## Start

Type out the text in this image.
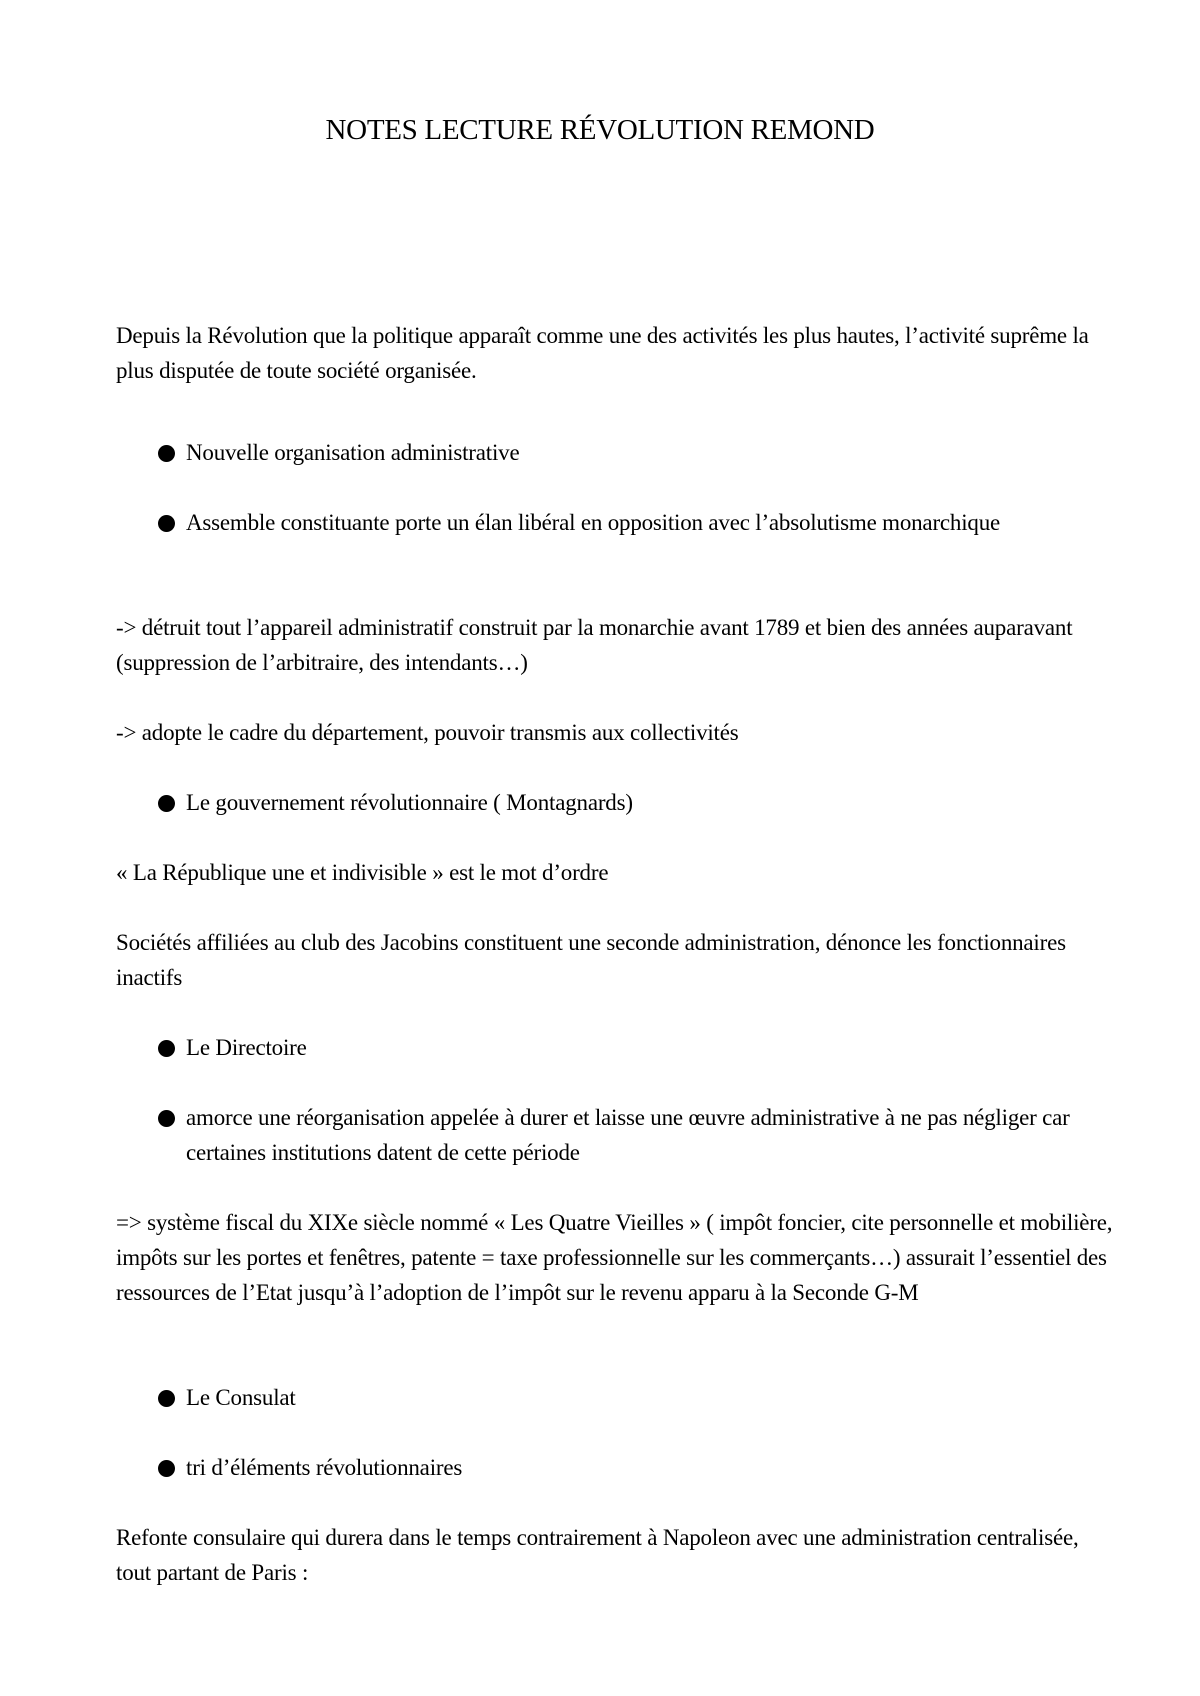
NOTES LECTURE RÉVOLUTION REMOND

Depuis la Révolution que la politique apparaît comme une des activités les plus hautes, l’activité suprême la plus disputée de toute société organisée.

Nouvelle organisation administrative
Assemble constituante porte un élan libéral en opposition avec l’absolutisme monarchique

-> détruit tout l’appareil administratif construit par la monarchie avant 1789 et bien des années auparavant (suppression de l’arbitraire, des intendants…)

-> adopte le cadre du département, pouvoir transmis aux collectivités

Le gouvernement révolutionnaire ( Montagnards)

« La République une et indivisible » est le mot d’ordre

Sociétés affiliées au club des Jacobins constituent une seconde administration, dénonce les fonctionnaires inactifs

Le Directoire
amorce une réorganisation appelée à durer et laisse une œuvre administrative à ne pas négliger car certaines institutions datent de cette période

=> système fiscal du XIXe siècle nommé « Les Quatre Vieilles » ( impôt foncier, cite personnelle et mobilière, impôts sur les portes et fenêtres, patente = taxe professionnelle sur les commerçants…) assurait l’essentiel des ressources de l’Etat jusqu’à l’adoption de l’impôt sur le revenu apparu à la Seconde G-M

Le Consulat
tri d’éléments révolutionnaires

Refonte consulaire qui durera dans le temps contrairement à Napoleon avec une administration centralisée, tout partant de Paris :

## End

| Given task |
Without including any pictures, print all of the material exactly as given.

| Result of the task |
Type out the text in this image.
NOTES LECTURE RÉVOLUTION REMOND

Depuis la Révolution que la politique apparaît comme une des activités les plus hautes, l’activité suprême la plus disputée de toute société organisée.

Nouvelle organisation administrative
Assemble constituante porte un élan libéral en opposition avec l’absolutisme monarchique

-> détruit tout l’appareil administratif construit par la monarchie avant 1789 et bien des années auparavant (suppression de l’arbitraire, des intendants…)

-> adopte le cadre du département, pouvoir transmis aux collectivités

Le gouvernement révolutionnaire ( Montagnards)

« La République une et indivisible » est le mot d’ordre

Sociétés affiliées au club des Jacobins constituent une seconde administration, dénonce les fonctionnaires inactifs

Le Directoire
amorce une réorganisation appelée à durer et laisse une œuvre administrative à ne pas négliger car certaines institutions datent de cette période

=> système fiscal du XIXe siècle nommé « Les Quatre Vieilles » ( impôt foncier, cite personnelle et mobilière, impôts sur les portes et fenêtres, patente = taxe professionnelle sur les commerçants…) assurait l’essentiel des ressources de l’Etat jusqu’à l’adoption de l’impôt sur le revenu apparu à la Seconde G-M

Le Consulat
tri d’éléments révolutionnaires

Refonte consulaire qui durera dans le temps contrairement à Napoleon avec une administration centralisée, tout partant de Paris :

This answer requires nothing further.